Tâches à réaliser:
(a) Recopiez fidèlement le passage de l'extrait sur la Rencontre africaine de Dakhla qui commence par "Quelles sont les" et se poursuit jusqu'à "d’intelligence économique ?".
(b) Rédigez la suite de l'extrait sur la Rencontre africaine de Dakhla, à partir de sa dernière phrase.

Extrait retenu:

↓↓↓

Est-ce qu’on peut dire que la Rencontre africaine de Dakhla vise à répondre à ces réalités et attentes ?
La Rencontre africaine de Dakhla, qui va réunir des spécialistes venant de 23 pays d’Afrique anglophones, lusophones et francophone et du Maghreb, a justement pour objectif de lancer les bases d’une instance panafricaine appelée à promouvoir l’intelligence économique en Afrique. Il s’agit d’un Forum qui va fédérer les associations africaines spécialisées dans ce domaine stratégique d’avenir pour le continent. Il aura pour missions de diffuser auprès des entreprises, des administrations, des collectivités territoriales, des universités et des centres de recherches la connaissance, le savoir et les savoir-faire en matière d’intelligence économique et de veille stratégique en Afrique, de développer les échanges et partager les expériences entre les associations membres de ce forum, d’approfondir l’examen des dimensions géostratégiques du continent africain, d’aider à la création d’associations nationales d’intelligence économique dans les pays africains qui n’en disposent pas encore, d’assurer des formations en intelligence économique et en veille stratégique au profit des institutions publiques et privées, de mener des études et des recherches dans ce domaine et d’organiser des activités scientifiques, culturelles et tout autre événement rentrant dans le cadre des objectifs du forum.

Quelles sont les retombées attendues par l’Université ouverte de Dakhla avec la création du Forum des Associations africaines d’intelligence économique ?

↑↑↑

Données d'analyse structurée de la page:
↓↓↓

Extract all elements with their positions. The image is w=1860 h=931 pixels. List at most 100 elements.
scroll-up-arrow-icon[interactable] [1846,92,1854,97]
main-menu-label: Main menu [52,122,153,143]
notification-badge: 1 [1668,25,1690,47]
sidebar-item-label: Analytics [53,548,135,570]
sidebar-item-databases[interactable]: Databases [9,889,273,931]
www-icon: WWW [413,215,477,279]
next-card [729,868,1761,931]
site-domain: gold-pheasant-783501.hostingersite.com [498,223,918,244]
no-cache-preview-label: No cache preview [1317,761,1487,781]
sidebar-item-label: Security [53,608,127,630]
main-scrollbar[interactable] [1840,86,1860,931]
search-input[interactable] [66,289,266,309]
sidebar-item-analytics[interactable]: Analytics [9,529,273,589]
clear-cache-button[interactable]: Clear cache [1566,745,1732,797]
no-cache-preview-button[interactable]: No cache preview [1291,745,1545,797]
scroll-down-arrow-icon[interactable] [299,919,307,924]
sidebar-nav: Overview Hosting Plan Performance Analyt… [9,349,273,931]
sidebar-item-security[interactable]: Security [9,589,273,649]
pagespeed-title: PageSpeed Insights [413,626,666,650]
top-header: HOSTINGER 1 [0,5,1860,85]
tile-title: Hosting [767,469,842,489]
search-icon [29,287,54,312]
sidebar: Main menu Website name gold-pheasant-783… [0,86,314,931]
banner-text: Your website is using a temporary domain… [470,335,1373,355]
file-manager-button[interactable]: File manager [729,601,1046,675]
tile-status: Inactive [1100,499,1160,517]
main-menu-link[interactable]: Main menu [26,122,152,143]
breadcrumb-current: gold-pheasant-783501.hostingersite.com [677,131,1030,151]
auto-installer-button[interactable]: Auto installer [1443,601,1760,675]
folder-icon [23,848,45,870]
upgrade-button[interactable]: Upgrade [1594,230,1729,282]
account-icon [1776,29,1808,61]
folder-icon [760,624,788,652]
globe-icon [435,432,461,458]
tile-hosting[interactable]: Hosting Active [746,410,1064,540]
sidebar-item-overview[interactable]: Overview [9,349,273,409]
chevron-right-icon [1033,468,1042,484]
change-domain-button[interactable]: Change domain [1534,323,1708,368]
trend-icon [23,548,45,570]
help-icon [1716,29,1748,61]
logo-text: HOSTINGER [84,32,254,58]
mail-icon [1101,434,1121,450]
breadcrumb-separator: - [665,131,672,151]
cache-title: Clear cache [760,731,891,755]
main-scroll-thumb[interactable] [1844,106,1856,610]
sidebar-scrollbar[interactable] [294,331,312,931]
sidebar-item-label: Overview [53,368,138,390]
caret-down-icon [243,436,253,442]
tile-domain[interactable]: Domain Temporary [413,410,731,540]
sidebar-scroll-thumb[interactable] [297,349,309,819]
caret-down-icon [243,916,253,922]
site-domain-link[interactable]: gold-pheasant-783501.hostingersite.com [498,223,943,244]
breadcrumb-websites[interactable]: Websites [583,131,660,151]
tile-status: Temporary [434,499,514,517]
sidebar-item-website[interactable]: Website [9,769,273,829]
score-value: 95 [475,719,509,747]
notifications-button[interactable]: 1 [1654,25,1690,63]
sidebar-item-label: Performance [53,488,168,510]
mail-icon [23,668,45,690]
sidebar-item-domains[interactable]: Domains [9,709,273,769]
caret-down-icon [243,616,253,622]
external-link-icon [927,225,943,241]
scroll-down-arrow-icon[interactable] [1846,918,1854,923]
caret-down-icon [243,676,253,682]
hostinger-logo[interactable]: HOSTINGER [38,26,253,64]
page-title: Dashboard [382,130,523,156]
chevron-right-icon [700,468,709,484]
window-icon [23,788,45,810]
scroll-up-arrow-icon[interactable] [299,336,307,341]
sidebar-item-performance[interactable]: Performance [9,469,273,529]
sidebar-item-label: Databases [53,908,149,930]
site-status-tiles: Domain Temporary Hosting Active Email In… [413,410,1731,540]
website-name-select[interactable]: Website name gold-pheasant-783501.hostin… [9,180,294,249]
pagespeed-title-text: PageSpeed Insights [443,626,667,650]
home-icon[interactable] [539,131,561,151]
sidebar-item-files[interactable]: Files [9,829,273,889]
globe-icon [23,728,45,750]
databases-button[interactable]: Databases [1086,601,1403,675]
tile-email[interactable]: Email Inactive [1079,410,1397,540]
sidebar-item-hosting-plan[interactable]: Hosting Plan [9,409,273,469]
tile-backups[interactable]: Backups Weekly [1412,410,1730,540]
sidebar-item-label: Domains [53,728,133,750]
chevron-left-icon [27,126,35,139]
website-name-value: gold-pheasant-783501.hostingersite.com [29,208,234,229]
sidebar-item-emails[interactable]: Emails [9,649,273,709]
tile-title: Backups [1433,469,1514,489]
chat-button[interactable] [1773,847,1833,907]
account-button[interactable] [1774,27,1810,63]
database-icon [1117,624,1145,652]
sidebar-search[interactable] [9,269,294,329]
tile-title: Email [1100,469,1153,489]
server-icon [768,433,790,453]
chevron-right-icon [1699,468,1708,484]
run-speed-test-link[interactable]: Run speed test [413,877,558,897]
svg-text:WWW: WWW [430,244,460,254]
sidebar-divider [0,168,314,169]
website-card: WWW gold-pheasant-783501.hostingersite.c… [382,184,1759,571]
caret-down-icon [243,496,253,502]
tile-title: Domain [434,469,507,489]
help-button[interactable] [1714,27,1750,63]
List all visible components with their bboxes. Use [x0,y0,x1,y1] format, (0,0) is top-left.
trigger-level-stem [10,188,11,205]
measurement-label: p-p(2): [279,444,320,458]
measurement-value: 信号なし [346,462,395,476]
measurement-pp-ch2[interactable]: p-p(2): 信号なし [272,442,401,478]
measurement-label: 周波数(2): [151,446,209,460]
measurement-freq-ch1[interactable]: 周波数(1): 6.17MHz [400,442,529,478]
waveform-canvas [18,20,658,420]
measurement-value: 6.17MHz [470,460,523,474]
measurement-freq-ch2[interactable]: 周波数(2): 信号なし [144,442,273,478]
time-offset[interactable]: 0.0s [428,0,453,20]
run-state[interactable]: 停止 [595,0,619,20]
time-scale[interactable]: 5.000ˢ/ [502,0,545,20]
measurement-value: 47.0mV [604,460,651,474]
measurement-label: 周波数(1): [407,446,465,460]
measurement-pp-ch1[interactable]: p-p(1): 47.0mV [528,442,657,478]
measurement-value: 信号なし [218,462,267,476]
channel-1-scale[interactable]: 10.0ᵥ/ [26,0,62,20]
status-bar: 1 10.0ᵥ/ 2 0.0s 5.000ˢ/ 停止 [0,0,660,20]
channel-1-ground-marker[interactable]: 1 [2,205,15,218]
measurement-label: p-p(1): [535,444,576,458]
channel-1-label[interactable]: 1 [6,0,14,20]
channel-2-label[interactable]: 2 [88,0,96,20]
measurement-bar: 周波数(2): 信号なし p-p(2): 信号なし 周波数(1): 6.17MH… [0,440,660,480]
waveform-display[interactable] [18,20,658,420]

↑↑↑

Corrigé de l'exercice:
(a)
Quelles sont les retombées attendues par l’Université ouverte de Dakhla avec la création du Forum des Associations africaines d’intelligence économique ?

(b)
Comme l’indiquent les termes de la convention qui va l’instituer, ce Forum entend contribuer à élever le niveau de formation, de qualification et d’expertise des opérateurs économiques, des acteurs institutionnels, des collectivités territoriales et des étudiants du continent africain en matière de pratiques d’intelligence économique et de veille stratégique, mettre à la disposition de ces opérateurs et acteurs les e-documents (livres, publications, audio et vidéo books ou tout autre moyen) susceptibles de favoriser le développement auprès de leurs membres de la connaissance et des applications des méthodes et outils de l’Intelligence économique, favoriser le transfert des bonnes pratiques entre les pays africains dans ce domaine, développer des partenariats entres les pays du continent en matière d’intelligence économique et de veille stratégique, lancer les bases de la création d’un Centre africain d’études et de recherches en intelligence économique et veille stratégique et enfin initier et développer des partenariats avec les associations non africaines d’intelligence économique poursuivant les mêmes objectifs.